[Stored items]
__________

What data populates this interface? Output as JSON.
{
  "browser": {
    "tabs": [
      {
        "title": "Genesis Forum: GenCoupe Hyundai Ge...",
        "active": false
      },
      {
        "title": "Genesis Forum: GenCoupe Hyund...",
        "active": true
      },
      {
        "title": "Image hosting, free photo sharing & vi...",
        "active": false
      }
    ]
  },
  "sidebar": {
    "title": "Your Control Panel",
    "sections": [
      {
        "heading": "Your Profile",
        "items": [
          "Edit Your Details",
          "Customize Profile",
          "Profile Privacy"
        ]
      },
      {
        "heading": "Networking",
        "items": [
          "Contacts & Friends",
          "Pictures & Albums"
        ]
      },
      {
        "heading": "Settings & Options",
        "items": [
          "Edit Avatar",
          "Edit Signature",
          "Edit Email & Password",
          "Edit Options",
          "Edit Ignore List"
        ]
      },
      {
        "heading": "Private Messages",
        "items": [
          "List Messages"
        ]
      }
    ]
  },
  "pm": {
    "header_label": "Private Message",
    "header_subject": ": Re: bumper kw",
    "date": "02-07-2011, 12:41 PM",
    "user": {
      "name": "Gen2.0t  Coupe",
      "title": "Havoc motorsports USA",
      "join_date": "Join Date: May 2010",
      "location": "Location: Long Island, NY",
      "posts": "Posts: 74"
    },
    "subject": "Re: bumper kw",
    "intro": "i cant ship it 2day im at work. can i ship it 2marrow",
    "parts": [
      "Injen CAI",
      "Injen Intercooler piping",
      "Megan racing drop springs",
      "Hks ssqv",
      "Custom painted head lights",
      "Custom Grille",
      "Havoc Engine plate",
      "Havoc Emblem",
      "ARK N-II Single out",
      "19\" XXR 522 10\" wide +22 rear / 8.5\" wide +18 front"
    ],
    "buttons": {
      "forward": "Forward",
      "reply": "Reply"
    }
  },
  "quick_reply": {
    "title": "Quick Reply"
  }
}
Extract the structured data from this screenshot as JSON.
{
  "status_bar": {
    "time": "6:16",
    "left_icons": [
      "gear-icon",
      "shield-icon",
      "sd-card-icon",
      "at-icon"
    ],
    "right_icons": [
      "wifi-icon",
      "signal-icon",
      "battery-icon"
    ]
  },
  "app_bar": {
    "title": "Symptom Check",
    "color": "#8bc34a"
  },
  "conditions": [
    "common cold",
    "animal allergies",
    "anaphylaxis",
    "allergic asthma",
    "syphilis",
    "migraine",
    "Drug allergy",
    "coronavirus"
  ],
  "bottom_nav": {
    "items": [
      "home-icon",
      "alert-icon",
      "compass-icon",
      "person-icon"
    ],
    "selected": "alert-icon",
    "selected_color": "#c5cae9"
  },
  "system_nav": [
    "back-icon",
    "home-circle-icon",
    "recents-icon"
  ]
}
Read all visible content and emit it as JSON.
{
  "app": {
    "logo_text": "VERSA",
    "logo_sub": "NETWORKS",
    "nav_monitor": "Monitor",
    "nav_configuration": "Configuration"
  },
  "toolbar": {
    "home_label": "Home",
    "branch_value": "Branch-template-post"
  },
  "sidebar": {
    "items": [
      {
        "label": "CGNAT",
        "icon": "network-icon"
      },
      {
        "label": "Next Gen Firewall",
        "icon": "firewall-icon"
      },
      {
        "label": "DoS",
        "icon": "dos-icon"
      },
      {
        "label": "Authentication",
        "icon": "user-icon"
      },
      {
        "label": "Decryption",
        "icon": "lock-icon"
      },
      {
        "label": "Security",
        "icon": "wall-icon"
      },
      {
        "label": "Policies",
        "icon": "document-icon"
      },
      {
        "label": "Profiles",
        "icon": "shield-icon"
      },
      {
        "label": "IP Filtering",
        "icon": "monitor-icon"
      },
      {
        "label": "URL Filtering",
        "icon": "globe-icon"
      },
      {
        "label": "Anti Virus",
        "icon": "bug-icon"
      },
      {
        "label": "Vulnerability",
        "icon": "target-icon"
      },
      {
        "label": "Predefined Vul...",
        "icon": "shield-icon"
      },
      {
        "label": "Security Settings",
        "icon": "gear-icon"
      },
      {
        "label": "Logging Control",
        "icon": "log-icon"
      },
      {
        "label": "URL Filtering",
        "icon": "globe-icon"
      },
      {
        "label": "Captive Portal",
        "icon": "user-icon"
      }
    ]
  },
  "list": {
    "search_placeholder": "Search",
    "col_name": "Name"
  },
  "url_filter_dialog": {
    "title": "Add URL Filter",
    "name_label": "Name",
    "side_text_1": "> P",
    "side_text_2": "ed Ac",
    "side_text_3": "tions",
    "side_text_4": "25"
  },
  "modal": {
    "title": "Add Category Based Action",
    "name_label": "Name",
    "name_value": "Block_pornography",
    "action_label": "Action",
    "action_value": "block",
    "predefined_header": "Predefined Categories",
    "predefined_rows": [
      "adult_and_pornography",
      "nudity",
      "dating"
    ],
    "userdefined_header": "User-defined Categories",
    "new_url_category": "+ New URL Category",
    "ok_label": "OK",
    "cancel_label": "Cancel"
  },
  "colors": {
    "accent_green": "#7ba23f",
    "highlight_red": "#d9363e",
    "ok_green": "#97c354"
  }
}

__________

WHAT YOU ARE ASKED TO DO:
Output each record precisely as given.

WRITTEN RESPONSE:
What data populates this interface? Output as JSON.
{
  "browser": {
    "tabs": [
      {
        "title": "Genesis Forum: GenCoupe Hyundai Ge...",
        "active": false
      },
      {
        "title": "Genesis Forum: GenCoupe Hyund...",
        "active": true
      },
      {
        "title": "Image hosting, free photo sharing & vi...",
        "active": false
      }
    ]
  },
  "sidebar": {
    "title": "Your Control Panel",
    "sections": [
      {
        "heading": "Your Profile",
        "items": [
          "Edit Your Details",
          "Customize Profile",
          "Profile Privacy"
        ]
      },
      {
        "heading": "Networking",
        "items": [
          "Contacts & Friends",
          "Pictures & Albums"
        ]
      },
      {
        "heading": "Settings & Options",
        "items": [
          "Edit Avatar",
          "Edit Signature",
          "Edit Email & Password",
          "Edit Options",
          "Edit Ignore List"
        ]
      },
      {
        "heading": "Private Messages",
        "items": [
          "List Messages"
        ]
      }
    ]
  },
  "pm": {
    "header_label": "Private Message",
    "header_subject": ": Re: bumper kw",
    "date": "02-07-2011, 12:41 PM",
    "user": {
      "name": "Gen2.0t  Coupe",
      "title": "Havoc motorsports USA",
      "join_date": "Join Date: May 2010",
      "location": "Location: Long Island, NY",
      "posts": "Posts: 74"
    },
    "subject": "Re: bumper kw",
    "intro": "i cant ship it 2day im at work. can i ship it 2marrow",
    "parts": [
      "Injen CAI",
      "Injen Intercooler piping",
      "Megan racing drop springs",
      "Hks ssqv",
      "Custom painted head lights",
      "Custom Grille",
      "Havoc Engine plate",
      "Havoc Emblem",
      "ARK N-II Single out",
      "19\" XXR 522 10\" wide +22 rear / 8.5\" wide +18 front"
    ],
    "buttons": {
      "forward": "Forward",
      "reply": "Reply"
    }
  },
  "quick_reply": {
    "title": "Quick Reply"
  }
}
Extract the structured data from this screenshot as JSON.
{
  "status_bar": {
    "time": "6:16",
    "left_icons": [
      "gear-icon",
      "shield-icon",
      "sd-card-icon",
      "at-icon"
    ],
    "right_icons": [
      "wifi-icon",
      "signal-icon",
      "battery-icon"
    ]
  },
  "app_bar": {
    "title": "Symptom Check",
    "color": "#8bc34a"
  },
  "conditions": [
    "common cold",
    "animal allergies",
    "anaphylaxis",
    "allergic asthma",
    "syphilis",
    "migraine",
    "Drug allergy",
    "coronavirus"
  ],
  "bottom_nav": {
    "items": [
      "home-icon",
      "alert-icon",
      "compass-icon",
      "person-icon"
    ],
    "selected": "alert-icon",
    "selected_color": "#c5cae9"
  },
  "system_nav": [
    "back-icon",
    "home-circle-icon",
    "recents-icon"
  ]
}
Read all visible content and emit it as JSON.
{
  "app": {
    "logo_text": "VERSA",
    "logo_sub": "NETWORKS",
    "nav_monitor": "Monitor",
    "nav_configuration": "Configuration"
  },
  "toolbar": {
    "home_label": "Home",
    "branch_value": "Branch-template-post"
  },
  "sidebar": {
    "items": [
      {
        "label": "CGNAT",
        "icon": "network-icon"
      },
      {
        "label": "Next Gen Firewall",
        "icon": "firewall-icon"
      },
      {
        "label": "DoS",
        "icon": "dos-icon"
      },
      {
        "label": "Authentication",
        "icon": "user-icon"
      },
      {
        "label": "Decryption",
        "icon": "lock-icon"
      },
      {
        "label": "Security",
        "icon": "wall-icon"
      },
      {
        "label": "Policies",
        "icon": "document-icon"
      },
      {
        "label": "Profiles",
        "icon": "shield-icon"
      },
      {
        "label": "IP Filtering",
        "icon": "monitor-icon"
      },
      {
        "label": "URL Filtering",
        "icon": "globe-icon"
      },
      {
        "label": "Anti Virus",
        "icon": "bug-icon"
      },
      {
        "label": "Vulnerability",
        "icon": "target-icon"
      },
      {
        "label": "Predefined Vul...",
        "icon": "shield-icon"
      },
      {
        "label": "Security Settings",
        "icon": "gear-icon"
      },
      {
        "label": "Logging Control",
        "icon": "log-icon"
      },
      {
        "label": "URL Filtering",
        "icon": "globe-icon"
      },
      {
        "label": "Captive Portal",
        "icon": "user-icon"
      }
    ]
  },
  "list": {
    "search_placeholder": "Search",
    "col_name": "Name"
  },
  "url_filter_dialog": {
    "title": "Add URL Filter",
    "name_label": "Name",
    "side_text_1": "> P",
    "side_text_2": "ed Ac",
    "side_text_3": "tions",
    "side_text_4": "25"
  },
  "modal": {
    "title": "Add Category Based Action",
    "name_label": "Name",
    "name_value": "Block_pornography",
    "action_label": "Action",
    "action_value": "block",
    "predefined_header": "Predefined Categories",
    "predefined_rows": [
      "adult_and_pornography",
      "nudity",
      "dating"
    ],
    "userdefined_header": "User-defined Categories",
    "new_url_category": "+ New URL Category",
    "ok_label": "OK",
    "cancel_label": "Cancel"
  },
  "colors": {
    "accent_green": "#7ba23f",
    "highlight_red": "#d9363e",
    "ok_green": "#97c354"
  }
}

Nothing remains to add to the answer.